**Directive**. Edit the records below by changing every "x-tick-label" to "x-axis-label" and keeping everything else the same. Leave the pictures out.

++++ Provided material ++++

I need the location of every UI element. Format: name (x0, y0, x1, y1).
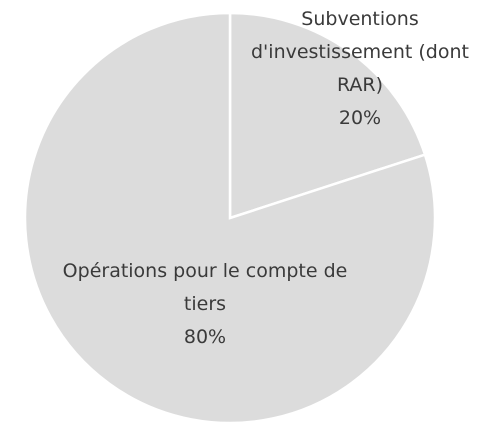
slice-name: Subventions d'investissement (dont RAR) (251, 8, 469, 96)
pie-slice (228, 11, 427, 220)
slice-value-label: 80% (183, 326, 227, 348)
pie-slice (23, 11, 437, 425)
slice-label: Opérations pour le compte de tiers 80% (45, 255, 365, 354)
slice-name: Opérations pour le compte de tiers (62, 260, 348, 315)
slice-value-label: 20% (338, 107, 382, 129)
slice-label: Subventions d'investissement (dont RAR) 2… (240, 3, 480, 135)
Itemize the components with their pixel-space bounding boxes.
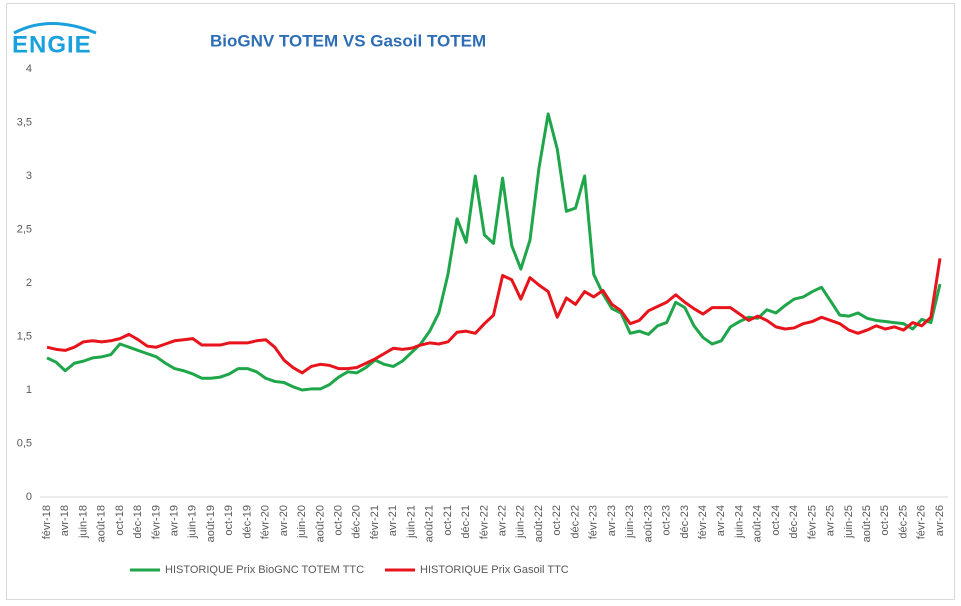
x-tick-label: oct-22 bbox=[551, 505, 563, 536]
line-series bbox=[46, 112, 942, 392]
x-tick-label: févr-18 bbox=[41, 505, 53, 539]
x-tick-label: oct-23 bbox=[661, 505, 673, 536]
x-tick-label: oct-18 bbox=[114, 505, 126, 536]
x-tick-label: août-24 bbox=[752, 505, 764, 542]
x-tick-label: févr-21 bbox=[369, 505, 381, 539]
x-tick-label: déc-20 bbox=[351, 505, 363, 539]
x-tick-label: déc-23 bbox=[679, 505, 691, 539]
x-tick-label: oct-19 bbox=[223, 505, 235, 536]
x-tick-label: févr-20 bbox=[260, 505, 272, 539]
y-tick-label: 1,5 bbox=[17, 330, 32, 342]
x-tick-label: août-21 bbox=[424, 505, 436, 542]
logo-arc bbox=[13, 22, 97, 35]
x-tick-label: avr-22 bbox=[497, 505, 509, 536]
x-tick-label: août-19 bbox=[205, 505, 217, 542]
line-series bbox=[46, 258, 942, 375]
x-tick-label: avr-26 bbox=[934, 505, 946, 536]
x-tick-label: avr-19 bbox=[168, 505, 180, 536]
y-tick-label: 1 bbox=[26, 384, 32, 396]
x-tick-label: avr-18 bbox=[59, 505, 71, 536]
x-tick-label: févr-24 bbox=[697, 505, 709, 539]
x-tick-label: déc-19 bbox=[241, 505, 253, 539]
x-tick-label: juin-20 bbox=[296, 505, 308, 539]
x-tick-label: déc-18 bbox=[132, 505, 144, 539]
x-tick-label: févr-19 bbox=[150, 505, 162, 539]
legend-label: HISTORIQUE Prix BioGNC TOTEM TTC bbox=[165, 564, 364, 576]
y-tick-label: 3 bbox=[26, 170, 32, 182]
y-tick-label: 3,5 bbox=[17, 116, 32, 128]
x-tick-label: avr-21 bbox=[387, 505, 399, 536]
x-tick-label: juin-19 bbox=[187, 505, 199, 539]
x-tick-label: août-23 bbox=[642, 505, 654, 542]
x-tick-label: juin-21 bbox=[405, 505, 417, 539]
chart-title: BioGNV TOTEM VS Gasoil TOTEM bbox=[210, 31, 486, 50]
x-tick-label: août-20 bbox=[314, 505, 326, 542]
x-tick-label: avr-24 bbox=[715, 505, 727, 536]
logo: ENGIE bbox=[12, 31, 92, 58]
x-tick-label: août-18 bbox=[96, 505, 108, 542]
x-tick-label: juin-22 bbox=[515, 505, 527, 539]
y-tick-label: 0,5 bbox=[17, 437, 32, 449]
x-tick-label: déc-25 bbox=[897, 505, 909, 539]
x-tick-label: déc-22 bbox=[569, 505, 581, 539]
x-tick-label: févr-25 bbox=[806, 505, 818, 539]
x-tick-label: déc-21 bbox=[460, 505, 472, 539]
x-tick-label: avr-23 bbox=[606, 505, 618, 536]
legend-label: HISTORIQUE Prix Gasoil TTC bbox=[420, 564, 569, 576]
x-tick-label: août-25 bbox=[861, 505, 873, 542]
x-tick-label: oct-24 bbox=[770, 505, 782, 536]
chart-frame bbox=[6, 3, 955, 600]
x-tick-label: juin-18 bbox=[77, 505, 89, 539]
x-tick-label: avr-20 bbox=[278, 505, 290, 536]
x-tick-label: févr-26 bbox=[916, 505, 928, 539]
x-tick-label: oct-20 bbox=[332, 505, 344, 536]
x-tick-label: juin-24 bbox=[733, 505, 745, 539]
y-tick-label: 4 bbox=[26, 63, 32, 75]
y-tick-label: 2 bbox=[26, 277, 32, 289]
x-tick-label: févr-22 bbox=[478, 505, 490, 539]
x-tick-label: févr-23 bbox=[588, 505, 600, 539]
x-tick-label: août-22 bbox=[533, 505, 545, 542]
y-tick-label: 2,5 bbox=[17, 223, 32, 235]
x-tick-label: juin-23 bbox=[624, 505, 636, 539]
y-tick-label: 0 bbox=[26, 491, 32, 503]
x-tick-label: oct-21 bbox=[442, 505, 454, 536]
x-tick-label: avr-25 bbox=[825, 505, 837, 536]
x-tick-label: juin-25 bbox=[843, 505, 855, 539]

++++

**Exercise answer**.
I need the location of every UI element. Format: name (x0, y0, x1, y1).
slice-name: Subventions d'investissement (dont RAR) (251, 8, 469, 96)
pie-slice (228, 11, 427, 220)
slice-value-label: 80% (183, 326, 227, 348)
pie-slice (23, 11, 437, 425)
slice-label: Opérations pour le compte de tiers 80% (45, 255, 365, 354)
slice-name: Opérations pour le compte de tiers (62, 260, 348, 315)
slice-value-label: 20% (338, 107, 382, 129)
slice-label: Subventions d'investissement (dont RAR) 2… (240, 3, 480, 135)
Itemize the components with their pixel-space bounding boxes.
x-axis-label: oct-22 bbox=[551, 505, 563, 536]
line-series bbox=[46, 112, 942, 392]
x-axis-label: févr-18 bbox=[41, 505, 53, 539]
x-axis-label: oct-23 bbox=[661, 505, 673, 536]
x-axis-label: oct-18 bbox=[114, 505, 126, 536]
x-axis-label: août-24 bbox=[752, 505, 764, 542]
x-axis-label: févr-21 bbox=[369, 505, 381, 539]
x-axis-label: déc-20 bbox=[351, 505, 363, 539]
x-axis-label: déc-23 bbox=[679, 505, 691, 539]
x-axis-label: oct-19 bbox=[223, 505, 235, 536]
x-axis-label: févr-20 bbox=[260, 505, 272, 539]
y-tick-label: 1,5 bbox=[17, 330, 32, 342]
x-axis-label: août-21 bbox=[424, 505, 436, 542]
logo-arc bbox=[13, 22, 97, 35]
x-axis-label: avr-22 bbox=[497, 505, 509, 536]
x-axis-label: août-19 bbox=[205, 505, 217, 542]
line-series bbox=[46, 258, 942, 375]
x-axis-label: avr-26 bbox=[934, 505, 946, 536]
x-axis-label: avr-19 bbox=[168, 505, 180, 536]
y-tick-label: 1 bbox=[26, 384, 32, 396]
x-axis-label: avr-18 bbox=[59, 505, 71, 536]
x-axis-label: févr-24 bbox=[697, 505, 709, 539]
x-axis-label: déc-19 bbox=[241, 505, 253, 539]
x-axis-label: juin-20 bbox=[296, 505, 308, 539]
x-axis-label: déc-18 bbox=[132, 505, 144, 539]
x-axis-label: févr-19 bbox=[150, 505, 162, 539]
legend-label: HISTORIQUE Prix BioGNC TOTEM TTC bbox=[165, 564, 364, 576]
y-tick-label: 3 bbox=[26, 170, 32, 182]
y-tick-label: 3,5 bbox=[17, 116, 32, 128]
x-axis-label: avr-21 bbox=[387, 505, 399, 536]
x-axis-label: juin-19 bbox=[187, 505, 199, 539]
x-axis-label: août-23 bbox=[642, 505, 654, 542]
x-axis-label: juin-21 bbox=[405, 505, 417, 539]
chart-title: BioGNV TOTEM VS Gasoil TOTEM bbox=[210, 31, 486, 50]
x-axis-label: août-20 bbox=[314, 505, 326, 542]
x-axis-label: avr-24 bbox=[715, 505, 727, 536]
logo: ENGIE bbox=[12, 31, 92, 58]
x-axis-label: août-18 bbox=[96, 505, 108, 542]
x-axis-label: juin-22 bbox=[515, 505, 527, 539]
y-tick-label: 0,5 bbox=[17, 437, 32, 449]
x-axis-label: déc-25 bbox=[897, 505, 909, 539]
x-axis-label: déc-22 bbox=[569, 505, 581, 539]
x-axis-label: févr-25 bbox=[806, 505, 818, 539]
x-axis-label: déc-21 bbox=[460, 505, 472, 539]
x-axis-label: avr-23 bbox=[606, 505, 618, 536]
legend-label: HISTORIQUE Prix Gasoil TTC bbox=[420, 564, 569, 576]
x-axis-label: août-25 bbox=[861, 505, 873, 542]
x-axis-label: oct-24 bbox=[770, 505, 782, 536]
chart-frame bbox=[6, 3, 955, 600]
x-axis-label: juin-18 bbox=[77, 505, 89, 539]
x-axis-label: avr-20 bbox=[278, 505, 290, 536]
x-axis-label: févr-26 bbox=[916, 505, 928, 539]
x-axis-label: oct-20 bbox=[332, 505, 344, 536]
x-axis-label: juin-24 bbox=[733, 505, 745, 539]
y-tick-label: 4 bbox=[26, 63, 32, 75]
y-tick-label: 2 bbox=[26, 277, 32, 289]
x-axis-label: févr-22 bbox=[478, 505, 490, 539]
x-axis-label: févr-23 bbox=[588, 505, 600, 539]
x-axis-label: août-22 bbox=[533, 505, 545, 542]
y-tick-label: 2,5 bbox=[17, 223, 32, 235]
x-axis-label: juin-23 bbox=[624, 505, 636, 539]
y-tick-label: 0 bbox=[26, 491, 32, 503]
x-axis-label: oct-21 bbox=[442, 505, 454, 536]
x-axis-label: avr-25 bbox=[825, 505, 837, 536]
x-axis-label: juin-25 bbox=[843, 505, 855, 539]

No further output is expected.